§ **Given task**
Retype the data that follows line by line, exactly, and leave its pictures out.

§ **Dataset**
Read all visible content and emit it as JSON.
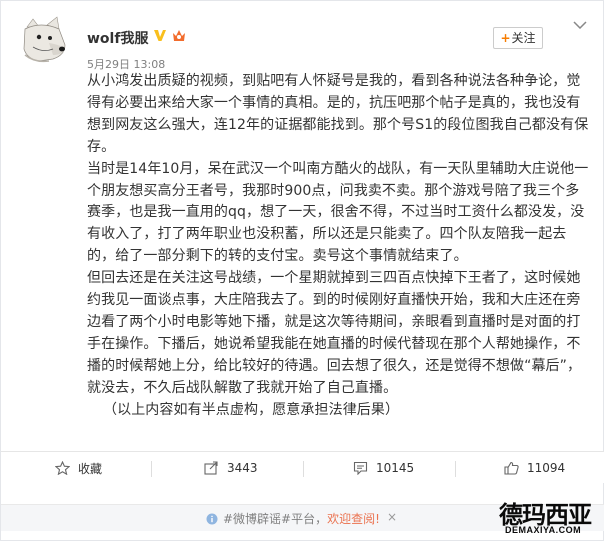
{
  "post": {
    "username": "wolf我服",
    "time": "5月29日 13:08",
    "follow_label": "关注",
    "follow_plus": "+",
    "paragraphs": [
      "从小鸿发出质疑的视频，到贴吧有人怀疑号是我的，看到各种说法各种争论，觉得有必要出来给大家一个事情的真相。是的，抗压吧那个帖子是真的，我也没有想到网友这么强大，连12年的证据都能找到。那个号S1的段位图我自己都没有保存。",
      "当时是14年10月，呆在武汉一个叫南方酷火的战队，有一天队里辅助大庄说他一个朋友想买高分王者号，我那时900点，问我卖不卖。那个游戏号陪了我三个多赛季，也是我一直用的qq，想了一天，很舍不得，不过当时工资什么都没发，没有收入了，打了两年职业也没积蓄，所以还是只能卖了。四个队友陪我一起去的，给了一部分剩下的转的支付宝。卖号这个事情就结束了。",
      "但回去还是在关注这号战绩，一个星期就掉到三四百点快掉下王者了，这时候她约我见一面谈点事，大庄陪我去了。到的时候刚好直播快开始，我和大庄还在旁边看了两个小时电影等她下播，就是这次等待期间，亲眼看到直播时是对面的打手在操作。下播后，她说希望我能在她直播的时候代替现在那个人帮她操作，不播的时候帮她上分，给比较好的待遇。回去想了很久，还是觉得不想做“幕后”，就没去，不久后战队解散了我就开始了自己直播。"
    ],
    "note": "（以上内容如有半点虚构，愿意承担法律后果）"
  },
  "actions": {
    "favorite_label": "收藏",
    "share_count": "3443",
    "comment_count": "10145",
    "like_count": "11094"
  },
  "tip": {
    "text": "#微博辟谣#平台，",
    "link": "欢迎查阅!",
    "close": "×"
  },
  "watermark": {
    "text": "德玛西亚",
    "url": "DEMAXIYA.COM"
  },
  "colors": {
    "accent_orange": "#f77c00",
    "verify_gold": "#f9bf1d",
    "tip_link": "#eb7350"
  }
}
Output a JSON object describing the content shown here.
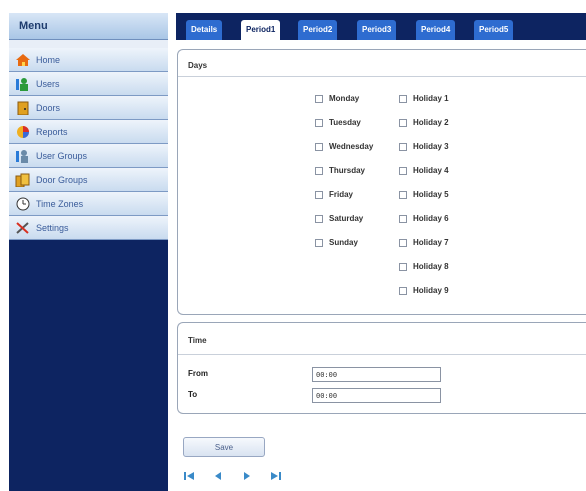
{
  "sidebar": {
    "title": "Menu",
    "items": [
      {
        "label": "Home",
        "icon": "home-icon"
      },
      {
        "label": "Users",
        "icon": "users-icon"
      },
      {
        "label": "Doors",
        "icon": "door-icon"
      },
      {
        "label": "Reports",
        "icon": "reports-icon"
      },
      {
        "label": "User Groups",
        "icon": "user-groups-icon"
      },
      {
        "label": "Door Groups",
        "icon": "door-groups-icon"
      },
      {
        "label": "Time Zones",
        "icon": "clock-icon"
      },
      {
        "label": "Settings",
        "icon": "settings-icon"
      }
    ]
  },
  "tabs": [
    {
      "label": "Details"
    },
    {
      "label": "Period1",
      "active": true
    },
    {
      "label": "Period2"
    },
    {
      "label": "Period3"
    },
    {
      "label": "Period4"
    },
    {
      "label": "Period5"
    }
  ],
  "days": {
    "title": "Days",
    "weekdays": [
      "Monday",
      "Tuesday",
      "Wednesday",
      "Thursday",
      "Friday",
      "Saturday",
      "Sunday"
    ],
    "holidays": [
      "Holiday 1",
      "Holiday 2",
      "Holiday 3",
      "Holiday 4",
      "Holiday 5",
      "Holiday 6",
      "Holiday 7",
      "Holiday 8",
      "Holiday 9"
    ]
  },
  "time": {
    "title": "Time",
    "from_label": "From",
    "from_value": "00:00",
    "to_label": "To",
    "to_value": "00:00"
  },
  "actions": {
    "save_label": "Save"
  },
  "colors": {
    "navy": "#0d2461",
    "tab_blue": "#2e6cd0",
    "menu_text": "#3a5c9a"
  }
}
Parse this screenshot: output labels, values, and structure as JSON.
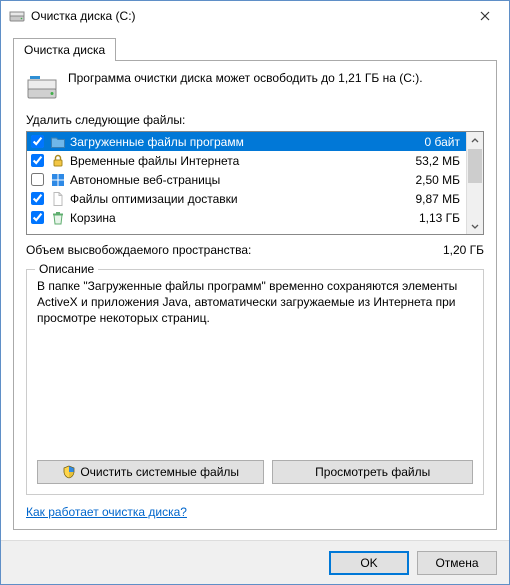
{
  "window": {
    "title": "Очистка диска  (C:)"
  },
  "tab": {
    "label": "Очистка диска"
  },
  "info": {
    "text": "Программа очистки диска может освободить до 1,21 ГБ на (C:)."
  },
  "delete_label": "Удалить следующие файлы:",
  "items": [
    {
      "checked": true,
      "name": "Загруженные файлы программ",
      "size": "0 байт",
      "icon": "folder",
      "selected": true
    },
    {
      "checked": true,
      "name": "Временные файлы Интернета",
      "size": "53,2 МБ",
      "icon": "lock",
      "selected": false
    },
    {
      "checked": false,
      "name": "Автономные веб-страницы",
      "size": "2,50 МБ",
      "icon": "win",
      "selected": false
    },
    {
      "checked": true,
      "name": "Файлы оптимизации доставки",
      "size": "9,87 МБ",
      "icon": "file",
      "selected": false
    },
    {
      "checked": true,
      "name": "Корзина",
      "size": "1,13 ГБ",
      "icon": "recycle",
      "selected": false
    }
  ],
  "total": {
    "label": "Объем высвобождаемого пространства:",
    "value": "1,20 ГБ"
  },
  "description": {
    "legend": "Описание",
    "text": "В папке \"Загруженные файлы программ\" временно сохраняются элементы ActiveX и приложения Java, автоматически загружаемые из Интернета при просмотре некоторых страниц."
  },
  "buttons": {
    "clean_system": "Очистить системные файлы",
    "view_files": "Просмотреть файлы",
    "ok": "OK",
    "cancel": "Отмена"
  },
  "link": {
    "text": "Как работает очистка диска?"
  }
}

§ **Result of the exercise**
Read all visible content and emit it as JSON.
{
  "post": {
    "username": "wolf我服",
    "time": "5月29日 13:08",
    "follow_label": "关注",
    "follow_plus": "+",
    "paragraphs": [
      "从小鸿发出质疑的视频，到贴吧有人怀疑号是我的，看到各种说法各种争论，觉得有必要出来给大家一个事情的真相。是的，抗压吧那个帖子是真的，我也没有想到网友这么强大，连12年的证据都能找到。那个号S1的段位图我自己都没有保存。",
      "当时是14年10月，呆在武汉一个叫南方酷火的战队，有一天队里辅助大庄说他一个朋友想买高分王者号，我那时900点，问我卖不卖。那个游戏号陪了我三个多赛季，也是我一直用的qq，想了一天，很舍不得，不过当时工资什么都没发，没有收入了，打了两年职业也没积蓄，所以还是只能卖了。四个队友陪我一起去的，给了一部分剩下的转的支付宝。卖号这个事情就结束了。",
      "但回去还是在关注这号战绩，一个星期就掉到三四百点快掉下王者了，这时候她约我见一面谈点事，大庄陪我去了。到的时候刚好直播快开始，我和大庄还在旁边看了两个小时电影等她下播，就是这次等待期间，亲眼看到直播时是对面的打手在操作。下播后，她说希望我能在她直播的时候代替现在那个人帮她操作，不播的时候帮她上分，给比较好的待遇。回去想了很久，还是觉得不想做“幕后”，就没去，不久后战队解散了我就开始了自己直播。"
    ],
    "note": "（以上内容如有半点虚构，愿意承担法律后果）"
  },
  "actions": {
    "favorite_label": "收藏",
    "share_count": "3443",
    "comment_count": "10145",
    "like_count": "11094"
  },
  "tip": {
    "text": "#微博辟谣#平台，",
    "link": "欢迎查阅!",
    "close": "×"
  },
  "watermark": {
    "text": "德玛西亚",
    "url": "DEMAXIYA.COM"
  },
  "colors": {
    "accent_orange": "#f77c00",
    "verify_gold": "#f9bf1d",
    "tip_link": "#eb7350"
  }
}
Output a JSON object describing the content shown here.
{
  "sidebar": {
    "title": "Menu",
    "items": [
      {
        "label": "Home",
        "icon": "home-icon"
      },
      {
        "label": "Users",
        "icon": "users-icon"
      },
      {
        "label": "Doors",
        "icon": "door-icon"
      },
      {
        "label": "Reports",
        "icon": "reports-icon"
      },
      {
        "label": "User Groups",
        "icon": "user-groups-icon"
      },
      {
        "label": "Door Groups",
        "icon": "door-groups-icon"
      },
      {
        "label": "Time Zones",
        "icon": "clock-icon"
      },
      {
        "label": "Settings",
        "icon": "settings-icon"
      }
    ]
  },
  "tabs": [
    {
      "label": "Details"
    },
    {
      "label": "Period1",
      "active": true
    },
    {
      "label": "Period2"
    },
    {
      "label": "Period3"
    },
    {
      "label": "Period4"
    },
    {
      "label": "Period5"
    }
  ],
  "days": {
    "title": "Days",
    "weekdays": [
      "Monday",
      "Tuesday",
      "Wednesday",
      "Thursday",
      "Friday",
      "Saturday",
      "Sunday"
    ],
    "holidays": [
      "Holiday 1",
      "Holiday 2",
      "Holiday 3",
      "Holiday 4",
      "Holiday 5",
      "Holiday 6",
      "Holiday 7",
      "Holiday 8",
      "Holiday 9"
    ]
  },
  "time": {
    "title": "Time",
    "from_label": "From",
    "from_value": "00:00",
    "to_label": "To",
    "to_value": "00:00"
  },
  "actions": {
    "save_label": "Save"
  },
  "colors": {
    "navy": "#0d2461",
    "tab_blue": "#2e6cd0",
    "menu_text": "#3a5c9a"
  }
}
Parse this screenshot: output labels, values, and structure as JSON.
{
  "window": {
    "title": "Очистка диска  (C:)"
  },
  "tab": {
    "label": "Очистка диска"
  },
  "info": {
    "text": "Программа очистки диска может освободить до 1,21 ГБ на (C:)."
  },
  "delete_label": "Удалить следующие файлы:",
  "items": [
    {
      "checked": true,
      "name": "Загруженные файлы программ",
      "size": "0 байт",
      "icon": "folder",
      "selected": true
    },
    {
      "checked": true,
      "name": "Временные файлы Интернета",
      "size": "53,2 МБ",
      "icon": "lock",
      "selected": false
    },
    {
      "checked": false,
      "name": "Автономные веб-страницы",
      "size": "2,50 МБ",
      "icon": "win",
      "selected": false
    },
    {
      "checked": true,
      "name": "Файлы оптимизации доставки",
      "size": "9,87 МБ",
      "icon": "file",
      "selected": false
    },
    {
      "checked": true,
      "name": "Корзина",
      "size": "1,13 ГБ",
      "icon": "recycle",
      "selected": false
    }
  ],
  "total": {
    "label": "Объем высвобождаемого пространства:",
    "value": "1,20 ГБ"
  },
  "description": {
    "legend": "Описание",
    "text": "В папке \"Загруженные файлы программ\" временно сохраняются элементы ActiveX и приложения Java, автоматически загружаемые из Интернета при просмотре некоторых страниц."
  },
  "buttons": {
    "clean_system": "Очистить системные файлы",
    "view_files": "Просмотреть файлы",
    "ok": "OK",
    "cancel": "Отмена"
  },
  "link": {
    "text": "Как работает очистка диска?"
  }
}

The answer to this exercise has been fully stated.